- _WHAT THE TASK ASKS_:
Spot each line in the records below where the word "well" occurs, then copy it.

- _RECORDS PROVIDED_:
┄┄┄┄┄┄┄┄┄┄┄┄┄┄┄┄┄┄┄┄

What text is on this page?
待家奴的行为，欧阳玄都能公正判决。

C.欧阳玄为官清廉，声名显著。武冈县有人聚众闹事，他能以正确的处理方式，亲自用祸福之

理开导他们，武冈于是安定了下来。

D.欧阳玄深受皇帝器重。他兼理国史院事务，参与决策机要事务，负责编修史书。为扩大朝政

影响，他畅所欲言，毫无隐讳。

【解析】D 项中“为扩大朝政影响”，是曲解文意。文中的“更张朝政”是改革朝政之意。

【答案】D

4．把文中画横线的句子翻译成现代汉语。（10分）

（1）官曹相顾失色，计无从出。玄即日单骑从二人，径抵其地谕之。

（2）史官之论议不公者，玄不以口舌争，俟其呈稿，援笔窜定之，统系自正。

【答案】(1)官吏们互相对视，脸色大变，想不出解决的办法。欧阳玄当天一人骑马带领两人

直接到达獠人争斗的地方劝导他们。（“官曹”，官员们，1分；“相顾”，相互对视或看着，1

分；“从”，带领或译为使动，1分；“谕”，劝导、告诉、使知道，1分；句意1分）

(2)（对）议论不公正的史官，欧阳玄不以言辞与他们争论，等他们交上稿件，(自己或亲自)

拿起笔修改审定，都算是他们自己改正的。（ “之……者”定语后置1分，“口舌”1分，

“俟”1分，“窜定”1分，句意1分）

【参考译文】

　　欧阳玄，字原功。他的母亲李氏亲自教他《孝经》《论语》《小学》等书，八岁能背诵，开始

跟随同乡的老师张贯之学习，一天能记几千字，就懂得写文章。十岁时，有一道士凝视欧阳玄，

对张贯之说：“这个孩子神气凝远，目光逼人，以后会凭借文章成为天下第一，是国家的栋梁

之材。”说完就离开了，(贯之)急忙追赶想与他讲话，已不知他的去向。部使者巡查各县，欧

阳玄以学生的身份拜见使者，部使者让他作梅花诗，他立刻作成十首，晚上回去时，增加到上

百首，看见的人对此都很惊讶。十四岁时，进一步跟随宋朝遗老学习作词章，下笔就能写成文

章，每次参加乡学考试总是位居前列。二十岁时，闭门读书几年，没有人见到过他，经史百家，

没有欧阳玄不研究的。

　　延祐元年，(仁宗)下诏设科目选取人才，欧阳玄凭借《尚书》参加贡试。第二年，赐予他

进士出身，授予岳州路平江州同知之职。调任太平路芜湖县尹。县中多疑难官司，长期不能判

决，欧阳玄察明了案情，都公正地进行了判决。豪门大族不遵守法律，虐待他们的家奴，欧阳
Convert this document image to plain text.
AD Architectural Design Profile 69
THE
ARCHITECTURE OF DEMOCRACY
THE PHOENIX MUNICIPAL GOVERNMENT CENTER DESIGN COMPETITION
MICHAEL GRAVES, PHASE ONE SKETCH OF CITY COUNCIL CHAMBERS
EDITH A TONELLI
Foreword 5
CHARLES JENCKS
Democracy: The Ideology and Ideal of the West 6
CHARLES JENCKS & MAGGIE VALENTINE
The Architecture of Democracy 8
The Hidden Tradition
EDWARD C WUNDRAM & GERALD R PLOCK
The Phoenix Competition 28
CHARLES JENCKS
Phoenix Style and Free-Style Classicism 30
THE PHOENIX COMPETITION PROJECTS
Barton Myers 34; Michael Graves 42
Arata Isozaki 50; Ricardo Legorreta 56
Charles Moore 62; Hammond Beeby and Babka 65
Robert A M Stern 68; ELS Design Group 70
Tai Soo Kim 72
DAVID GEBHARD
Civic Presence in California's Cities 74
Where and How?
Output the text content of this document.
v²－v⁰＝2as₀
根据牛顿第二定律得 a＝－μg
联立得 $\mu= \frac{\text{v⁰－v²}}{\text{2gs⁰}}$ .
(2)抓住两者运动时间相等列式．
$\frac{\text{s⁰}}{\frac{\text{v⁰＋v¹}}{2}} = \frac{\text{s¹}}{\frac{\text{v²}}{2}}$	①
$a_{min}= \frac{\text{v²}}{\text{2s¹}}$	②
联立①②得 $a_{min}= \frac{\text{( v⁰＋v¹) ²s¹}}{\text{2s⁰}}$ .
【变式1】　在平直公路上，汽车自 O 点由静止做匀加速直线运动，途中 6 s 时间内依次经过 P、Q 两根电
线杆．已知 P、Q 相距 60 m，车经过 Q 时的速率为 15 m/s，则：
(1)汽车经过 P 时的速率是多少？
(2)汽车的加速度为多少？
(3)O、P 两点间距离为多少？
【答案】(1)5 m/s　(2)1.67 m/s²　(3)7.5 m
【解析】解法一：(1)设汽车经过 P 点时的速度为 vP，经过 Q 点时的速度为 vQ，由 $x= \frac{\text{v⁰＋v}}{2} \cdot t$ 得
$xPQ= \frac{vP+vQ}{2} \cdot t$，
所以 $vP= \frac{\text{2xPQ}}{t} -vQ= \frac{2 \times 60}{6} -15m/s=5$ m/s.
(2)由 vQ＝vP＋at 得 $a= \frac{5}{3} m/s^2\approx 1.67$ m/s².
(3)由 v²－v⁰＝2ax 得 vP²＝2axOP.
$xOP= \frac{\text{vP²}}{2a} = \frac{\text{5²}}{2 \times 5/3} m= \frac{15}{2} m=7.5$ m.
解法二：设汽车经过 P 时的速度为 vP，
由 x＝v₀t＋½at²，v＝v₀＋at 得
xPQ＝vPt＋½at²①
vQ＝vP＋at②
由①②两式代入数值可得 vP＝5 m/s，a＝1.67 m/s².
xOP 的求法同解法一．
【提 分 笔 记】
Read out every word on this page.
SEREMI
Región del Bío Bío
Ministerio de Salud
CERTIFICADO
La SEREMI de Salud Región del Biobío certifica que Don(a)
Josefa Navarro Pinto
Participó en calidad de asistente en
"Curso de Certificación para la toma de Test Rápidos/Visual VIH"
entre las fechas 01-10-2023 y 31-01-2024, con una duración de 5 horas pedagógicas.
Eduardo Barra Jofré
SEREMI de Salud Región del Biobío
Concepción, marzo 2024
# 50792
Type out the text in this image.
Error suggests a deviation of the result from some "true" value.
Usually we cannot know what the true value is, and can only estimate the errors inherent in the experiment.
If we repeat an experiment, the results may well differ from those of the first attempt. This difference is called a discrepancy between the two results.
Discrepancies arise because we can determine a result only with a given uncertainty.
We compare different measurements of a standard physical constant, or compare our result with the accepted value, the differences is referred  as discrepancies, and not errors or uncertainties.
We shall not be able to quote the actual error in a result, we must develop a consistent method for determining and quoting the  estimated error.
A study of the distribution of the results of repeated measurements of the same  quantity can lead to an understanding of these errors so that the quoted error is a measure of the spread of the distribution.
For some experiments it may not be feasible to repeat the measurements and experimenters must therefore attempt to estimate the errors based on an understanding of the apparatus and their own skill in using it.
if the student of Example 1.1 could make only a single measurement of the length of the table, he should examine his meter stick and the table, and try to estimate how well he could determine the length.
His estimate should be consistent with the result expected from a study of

┄┄┄┄┄┄┄┄┄┄┄┄┄┄┄┄┄┄┄┄

- _COMPLETE ANSWER_:
If we repeat an experiment, the results may well differ from those of the first attempt. This difference is called a discrepancy between the two results.
if the student of Example 1.1 could make only a single measurement of the length of the table, he should examine his meter stick and the table, and try to estimate how well he could determine the length.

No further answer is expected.